_Goal_
Search the listing below for the string "title" and copy every line where it occurs.

_Dataset entries_
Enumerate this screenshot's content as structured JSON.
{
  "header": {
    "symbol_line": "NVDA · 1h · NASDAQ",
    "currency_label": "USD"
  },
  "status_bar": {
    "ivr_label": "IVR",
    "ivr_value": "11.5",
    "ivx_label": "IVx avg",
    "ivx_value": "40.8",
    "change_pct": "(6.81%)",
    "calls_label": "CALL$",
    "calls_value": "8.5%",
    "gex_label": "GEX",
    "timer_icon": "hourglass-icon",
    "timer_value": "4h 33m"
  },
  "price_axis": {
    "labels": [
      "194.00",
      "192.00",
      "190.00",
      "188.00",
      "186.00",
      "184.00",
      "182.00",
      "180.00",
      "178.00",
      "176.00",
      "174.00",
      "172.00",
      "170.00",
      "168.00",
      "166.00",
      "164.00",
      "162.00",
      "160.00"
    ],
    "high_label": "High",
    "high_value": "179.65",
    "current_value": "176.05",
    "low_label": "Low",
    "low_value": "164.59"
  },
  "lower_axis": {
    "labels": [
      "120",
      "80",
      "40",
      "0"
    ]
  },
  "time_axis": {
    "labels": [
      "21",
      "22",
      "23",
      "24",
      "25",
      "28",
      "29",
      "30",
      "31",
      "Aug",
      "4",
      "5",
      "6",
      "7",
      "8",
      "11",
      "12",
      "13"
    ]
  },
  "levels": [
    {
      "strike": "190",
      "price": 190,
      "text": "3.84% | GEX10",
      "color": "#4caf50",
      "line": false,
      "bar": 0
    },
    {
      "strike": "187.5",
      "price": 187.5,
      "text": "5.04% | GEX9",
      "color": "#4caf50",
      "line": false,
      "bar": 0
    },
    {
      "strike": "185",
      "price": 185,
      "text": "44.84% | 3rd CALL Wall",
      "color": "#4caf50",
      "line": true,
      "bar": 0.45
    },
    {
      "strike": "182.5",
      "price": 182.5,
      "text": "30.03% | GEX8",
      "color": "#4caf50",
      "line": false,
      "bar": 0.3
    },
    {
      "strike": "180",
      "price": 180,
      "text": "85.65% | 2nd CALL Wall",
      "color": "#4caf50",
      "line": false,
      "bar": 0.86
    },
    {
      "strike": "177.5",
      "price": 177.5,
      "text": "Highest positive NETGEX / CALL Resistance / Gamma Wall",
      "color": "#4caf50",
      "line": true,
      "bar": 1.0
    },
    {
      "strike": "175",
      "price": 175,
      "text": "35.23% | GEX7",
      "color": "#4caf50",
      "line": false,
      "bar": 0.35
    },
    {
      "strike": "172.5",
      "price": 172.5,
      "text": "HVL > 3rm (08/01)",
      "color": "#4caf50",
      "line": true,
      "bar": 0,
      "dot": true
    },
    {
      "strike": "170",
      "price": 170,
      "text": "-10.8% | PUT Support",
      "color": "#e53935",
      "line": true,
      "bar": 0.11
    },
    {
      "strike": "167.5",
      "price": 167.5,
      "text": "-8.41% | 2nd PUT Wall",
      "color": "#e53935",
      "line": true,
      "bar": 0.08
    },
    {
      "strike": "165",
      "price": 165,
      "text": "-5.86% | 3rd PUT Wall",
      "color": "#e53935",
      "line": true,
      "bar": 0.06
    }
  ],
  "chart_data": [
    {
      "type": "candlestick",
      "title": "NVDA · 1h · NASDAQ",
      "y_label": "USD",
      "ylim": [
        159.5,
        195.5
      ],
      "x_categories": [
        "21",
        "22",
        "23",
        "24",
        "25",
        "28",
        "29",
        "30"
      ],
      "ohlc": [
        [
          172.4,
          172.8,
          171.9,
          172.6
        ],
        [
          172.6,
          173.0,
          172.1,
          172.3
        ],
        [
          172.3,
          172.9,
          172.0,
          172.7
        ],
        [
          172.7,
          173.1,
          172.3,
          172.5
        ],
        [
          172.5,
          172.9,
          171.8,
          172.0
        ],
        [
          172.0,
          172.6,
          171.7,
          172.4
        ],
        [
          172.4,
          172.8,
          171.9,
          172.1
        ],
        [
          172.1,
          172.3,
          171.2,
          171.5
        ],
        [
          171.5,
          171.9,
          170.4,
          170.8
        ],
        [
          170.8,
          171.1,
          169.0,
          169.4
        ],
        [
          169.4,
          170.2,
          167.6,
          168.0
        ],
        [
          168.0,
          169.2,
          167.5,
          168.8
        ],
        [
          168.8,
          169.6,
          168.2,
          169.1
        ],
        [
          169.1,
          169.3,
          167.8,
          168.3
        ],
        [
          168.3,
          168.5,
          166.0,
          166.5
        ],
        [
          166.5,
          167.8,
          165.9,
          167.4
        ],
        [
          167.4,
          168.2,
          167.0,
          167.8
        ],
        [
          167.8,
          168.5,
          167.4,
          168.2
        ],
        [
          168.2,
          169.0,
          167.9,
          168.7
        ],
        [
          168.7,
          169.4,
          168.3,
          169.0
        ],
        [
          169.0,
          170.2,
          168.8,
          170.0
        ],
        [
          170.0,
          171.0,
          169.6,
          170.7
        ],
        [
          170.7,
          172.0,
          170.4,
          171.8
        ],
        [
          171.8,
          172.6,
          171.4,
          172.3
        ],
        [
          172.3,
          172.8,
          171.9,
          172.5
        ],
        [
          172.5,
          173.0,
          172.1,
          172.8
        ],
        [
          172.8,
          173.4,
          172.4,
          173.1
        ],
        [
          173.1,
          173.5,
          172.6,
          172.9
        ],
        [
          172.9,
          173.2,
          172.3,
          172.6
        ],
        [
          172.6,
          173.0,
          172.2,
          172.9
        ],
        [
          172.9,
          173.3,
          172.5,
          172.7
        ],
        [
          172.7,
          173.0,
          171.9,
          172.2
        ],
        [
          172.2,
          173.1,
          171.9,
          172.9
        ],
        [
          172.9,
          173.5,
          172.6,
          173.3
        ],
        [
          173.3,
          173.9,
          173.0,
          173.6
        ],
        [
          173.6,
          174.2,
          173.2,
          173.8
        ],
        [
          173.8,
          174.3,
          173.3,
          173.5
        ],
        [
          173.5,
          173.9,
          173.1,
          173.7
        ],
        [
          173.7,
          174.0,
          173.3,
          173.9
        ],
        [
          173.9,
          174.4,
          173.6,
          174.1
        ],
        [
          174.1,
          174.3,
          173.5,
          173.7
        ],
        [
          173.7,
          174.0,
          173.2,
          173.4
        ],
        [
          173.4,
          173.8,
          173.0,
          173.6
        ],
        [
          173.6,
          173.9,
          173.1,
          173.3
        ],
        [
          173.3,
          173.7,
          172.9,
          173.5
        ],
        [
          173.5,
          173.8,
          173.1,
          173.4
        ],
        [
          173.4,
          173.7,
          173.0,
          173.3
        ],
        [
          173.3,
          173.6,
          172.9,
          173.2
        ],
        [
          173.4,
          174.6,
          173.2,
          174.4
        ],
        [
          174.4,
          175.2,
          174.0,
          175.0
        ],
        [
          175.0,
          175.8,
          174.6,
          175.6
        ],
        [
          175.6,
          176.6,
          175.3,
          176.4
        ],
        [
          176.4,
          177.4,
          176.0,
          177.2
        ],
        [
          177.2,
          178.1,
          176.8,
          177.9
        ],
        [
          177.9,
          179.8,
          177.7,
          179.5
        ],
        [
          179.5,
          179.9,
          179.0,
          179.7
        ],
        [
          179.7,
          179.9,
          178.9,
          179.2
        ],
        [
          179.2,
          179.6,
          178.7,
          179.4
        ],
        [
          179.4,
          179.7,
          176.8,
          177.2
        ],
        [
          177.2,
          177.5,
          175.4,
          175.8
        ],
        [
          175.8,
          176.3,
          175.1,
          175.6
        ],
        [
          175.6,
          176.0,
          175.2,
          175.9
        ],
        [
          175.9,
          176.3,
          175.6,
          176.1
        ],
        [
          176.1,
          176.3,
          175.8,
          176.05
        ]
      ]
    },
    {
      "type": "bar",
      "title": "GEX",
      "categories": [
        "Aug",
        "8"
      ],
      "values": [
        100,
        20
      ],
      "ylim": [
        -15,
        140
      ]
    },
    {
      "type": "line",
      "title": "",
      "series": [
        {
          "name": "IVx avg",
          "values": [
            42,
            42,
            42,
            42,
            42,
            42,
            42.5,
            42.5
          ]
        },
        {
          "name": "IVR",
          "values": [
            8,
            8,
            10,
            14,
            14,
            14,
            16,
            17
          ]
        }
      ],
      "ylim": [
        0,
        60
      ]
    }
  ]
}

_Reply to the task_
      "title": "NVDA · 1h · NASDAQ",
      "title": "GEX",
      "title": "",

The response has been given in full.